[Data records]
-=-=-=-=-
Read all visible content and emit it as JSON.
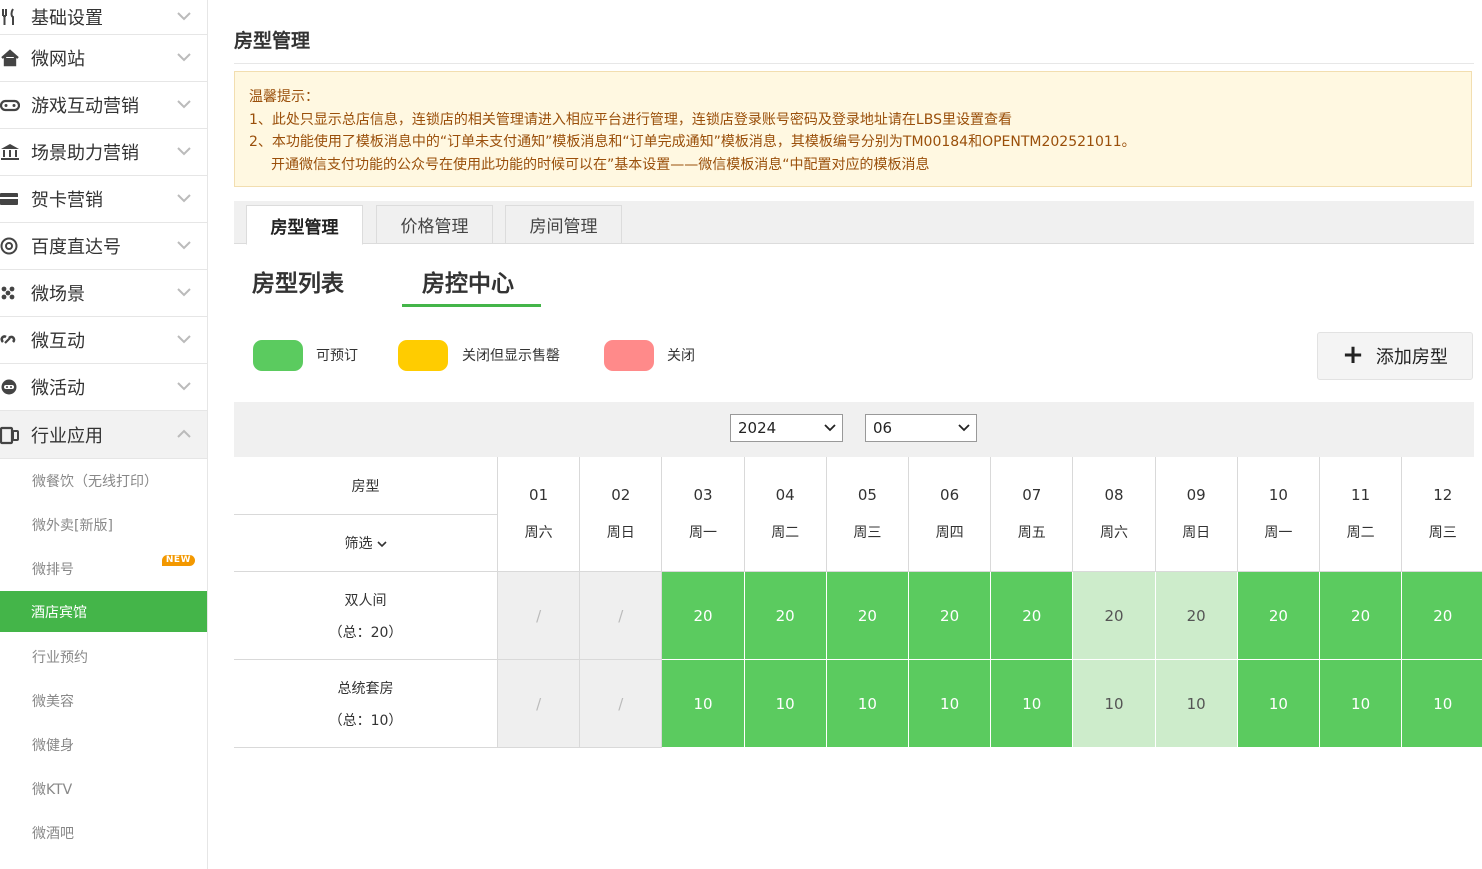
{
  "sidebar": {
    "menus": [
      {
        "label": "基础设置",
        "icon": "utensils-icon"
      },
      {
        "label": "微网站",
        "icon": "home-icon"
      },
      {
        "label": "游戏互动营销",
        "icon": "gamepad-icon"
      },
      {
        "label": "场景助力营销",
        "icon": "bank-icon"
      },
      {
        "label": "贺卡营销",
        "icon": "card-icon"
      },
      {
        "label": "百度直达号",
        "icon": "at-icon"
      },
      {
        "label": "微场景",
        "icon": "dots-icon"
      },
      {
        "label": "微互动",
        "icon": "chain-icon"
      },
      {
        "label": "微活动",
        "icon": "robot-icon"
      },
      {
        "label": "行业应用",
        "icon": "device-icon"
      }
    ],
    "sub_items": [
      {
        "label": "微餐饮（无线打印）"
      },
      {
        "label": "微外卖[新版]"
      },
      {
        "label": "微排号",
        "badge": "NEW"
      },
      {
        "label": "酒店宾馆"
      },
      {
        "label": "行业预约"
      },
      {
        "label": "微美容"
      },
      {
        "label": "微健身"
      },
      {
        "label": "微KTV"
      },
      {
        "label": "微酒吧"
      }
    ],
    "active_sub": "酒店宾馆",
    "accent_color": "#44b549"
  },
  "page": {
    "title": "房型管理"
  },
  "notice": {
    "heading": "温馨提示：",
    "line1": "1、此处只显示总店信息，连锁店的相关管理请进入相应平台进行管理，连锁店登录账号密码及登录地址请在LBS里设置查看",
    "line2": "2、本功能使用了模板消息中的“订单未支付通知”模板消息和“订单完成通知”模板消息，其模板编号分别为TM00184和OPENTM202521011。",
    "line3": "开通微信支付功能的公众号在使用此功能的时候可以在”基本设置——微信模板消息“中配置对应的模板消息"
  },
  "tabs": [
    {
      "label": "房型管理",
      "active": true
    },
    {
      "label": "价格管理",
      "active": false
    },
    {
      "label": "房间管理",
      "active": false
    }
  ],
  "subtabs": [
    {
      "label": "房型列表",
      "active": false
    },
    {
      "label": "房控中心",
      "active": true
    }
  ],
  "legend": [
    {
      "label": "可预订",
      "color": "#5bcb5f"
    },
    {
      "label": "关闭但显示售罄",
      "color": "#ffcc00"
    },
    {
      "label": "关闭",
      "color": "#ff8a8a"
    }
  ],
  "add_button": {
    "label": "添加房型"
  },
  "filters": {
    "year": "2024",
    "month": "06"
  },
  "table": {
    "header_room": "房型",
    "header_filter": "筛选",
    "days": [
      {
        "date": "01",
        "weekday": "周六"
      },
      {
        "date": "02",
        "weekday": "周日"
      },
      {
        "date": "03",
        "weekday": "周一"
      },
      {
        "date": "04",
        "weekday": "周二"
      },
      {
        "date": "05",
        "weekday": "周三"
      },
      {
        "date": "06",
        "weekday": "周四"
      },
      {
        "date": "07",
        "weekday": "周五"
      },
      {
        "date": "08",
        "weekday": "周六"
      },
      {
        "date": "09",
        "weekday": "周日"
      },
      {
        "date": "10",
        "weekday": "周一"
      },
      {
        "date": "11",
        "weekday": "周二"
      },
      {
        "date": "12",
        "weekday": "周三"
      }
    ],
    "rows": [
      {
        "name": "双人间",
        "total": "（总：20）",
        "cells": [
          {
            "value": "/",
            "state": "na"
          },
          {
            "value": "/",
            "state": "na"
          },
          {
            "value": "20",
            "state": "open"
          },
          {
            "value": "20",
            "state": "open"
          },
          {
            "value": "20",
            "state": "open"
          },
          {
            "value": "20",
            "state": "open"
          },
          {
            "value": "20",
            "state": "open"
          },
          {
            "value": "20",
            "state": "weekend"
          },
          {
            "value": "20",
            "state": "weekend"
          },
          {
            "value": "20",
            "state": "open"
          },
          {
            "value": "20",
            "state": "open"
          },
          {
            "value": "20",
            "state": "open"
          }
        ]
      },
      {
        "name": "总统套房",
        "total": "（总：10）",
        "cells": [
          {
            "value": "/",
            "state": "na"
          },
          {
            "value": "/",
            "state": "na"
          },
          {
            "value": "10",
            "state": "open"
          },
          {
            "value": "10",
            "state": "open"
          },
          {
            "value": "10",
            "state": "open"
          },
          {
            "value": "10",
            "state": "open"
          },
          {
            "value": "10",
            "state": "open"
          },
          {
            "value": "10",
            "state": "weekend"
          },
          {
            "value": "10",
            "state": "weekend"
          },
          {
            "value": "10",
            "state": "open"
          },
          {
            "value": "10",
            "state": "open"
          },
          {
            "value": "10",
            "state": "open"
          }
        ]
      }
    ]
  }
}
-=-=-=-=-
Restate the whole listing above exactly, please, omitting every image.

Read all visible content and emit it as JSON.
{
  "sidebar": {
    "menus": [
      {
        "label": "基础设置",
        "icon": "utensils-icon"
      },
      {
        "label": "微网站",
        "icon": "home-icon"
      },
      {
        "label": "游戏互动营销",
        "icon": "gamepad-icon"
      },
      {
        "label": "场景助力营销",
        "icon": "bank-icon"
      },
      {
        "label": "贺卡营销",
        "icon": "card-icon"
      },
      {
        "label": "百度直达号",
        "icon": "at-icon"
      },
      {
        "label": "微场景",
        "icon": "dots-icon"
      },
      {
        "label": "微互动",
        "icon": "chain-icon"
      },
      {
        "label": "微活动",
        "icon": "robot-icon"
      },
      {
        "label": "行业应用",
        "icon": "device-icon"
      }
    ],
    "sub_items": [
      {
        "label": "微餐饮（无线打印）"
      },
      {
        "label": "微外卖[新版]"
      },
      {
        "label": "微排号",
        "badge": "NEW"
      },
      {
        "label": "酒店宾馆"
      },
      {
        "label": "行业预约"
      },
      {
        "label": "微美容"
      },
      {
        "label": "微健身"
      },
      {
        "label": "微KTV"
      },
      {
        "label": "微酒吧"
      }
    ],
    "active_sub": "酒店宾馆",
    "accent_color": "#44b549"
  },
  "page": {
    "title": "房型管理"
  },
  "notice": {
    "heading": "温馨提示：",
    "line1": "1、此处只显示总店信息，连锁店的相关管理请进入相应平台进行管理，连锁店登录账号密码及登录地址请在LBS里设置查看",
    "line2": "2、本功能使用了模板消息中的“订单未支付通知”模板消息和“订单完成通知”模板消息，其模板编号分别为TM00184和OPENTM202521011。",
    "line3": "开通微信支付功能的公众号在使用此功能的时候可以在”基本设置——微信模板消息“中配置对应的模板消息"
  },
  "tabs": [
    {
      "label": "房型管理",
      "active": true
    },
    {
      "label": "价格管理",
      "active": false
    },
    {
      "label": "房间管理",
      "active": false
    }
  ],
  "subtabs": [
    {
      "label": "房型列表",
      "active": false
    },
    {
      "label": "房控中心",
      "active": true
    }
  ],
  "legend": [
    {
      "label": "可预订",
      "color": "#5bcb5f"
    },
    {
      "label": "关闭但显示售罄",
      "color": "#ffcc00"
    },
    {
      "label": "关闭",
      "color": "#ff8a8a"
    }
  ],
  "add_button": {
    "label": "添加房型"
  },
  "filters": {
    "year": "2024",
    "month": "06"
  },
  "table": {
    "header_room": "房型",
    "header_filter": "筛选",
    "days": [
      {
        "date": "01",
        "weekday": "周六"
      },
      {
        "date": "02",
        "weekday": "周日"
      },
      {
        "date": "03",
        "weekday": "周一"
      },
      {
        "date": "04",
        "weekday": "周二"
      },
      {
        "date": "05",
        "weekday": "周三"
      },
      {
        "date": "06",
        "weekday": "周四"
      },
      {
        "date": "07",
        "weekday": "周五"
      },
      {
        "date": "08",
        "weekday": "周六"
      },
      {
        "date": "09",
        "weekday": "周日"
      },
      {
        "date": "10",
        "weekday": "周一"
      },
      {
        "date": "11",
        "weekday": "周二"
      },
      {
        "date": "12",
        "weekday": "周三"
      }
    ],
    "rows": [
      {
        "name": "双人间",
        "total": "（总：20）",
        "cells": [
          {
            "value": "/",
            "state": "na"
          },
          {
            "value": "/",
            "state": "na"
          },
          {
            "value": "20",
            "state": "open"
          },
          {
            "value": "20",
            "state": "open"
          },
          {
            "value": "20",
            "state": "open"
          },
          {
            "value": "20",
            "state": "open"
          },
          {
            "value": "20",
            "state": "open"
          },
          {
            "value": "20",
            "state": "weekend"
          },
          {
            "value": "20",
            "state": "weekend"
          },
          {
            "value": "20",
            "state": "open"
          },
          {
            "value": "20",
            "state": "open"
          },
          {
            "value": "20",
            "state": "open"
          }
        ]
      },
      {
        "name": "总统套房",
        "total": "（总：10）",
        "cells": [
          {
            "value": "/",
            "state": "na"
          },
          {
            "value": "/",
            "state": "na"
          },
          {
            "value": "10",
            "state": "open"
          },
          {
            "value": "10",
            "state": "open"
          },
          {
            "value": "10",
            "state": "open"
          },
          {
            "value": "10",
            "state": "open"
          },
          {
            "value": "10",
            "state": "open"
          },
          {
            "value": "10",
            "state": "weekend"
          },
          {
            "value": "10",
            "state": "weekend"
          },
          {
            "value": "10",
            "state": "open"
          },
          {
            "value": "10",
            "state": "open"
          },
          {
            "value": "10",
            "state": "open"
          }
        ]
      }
    ]
  }
}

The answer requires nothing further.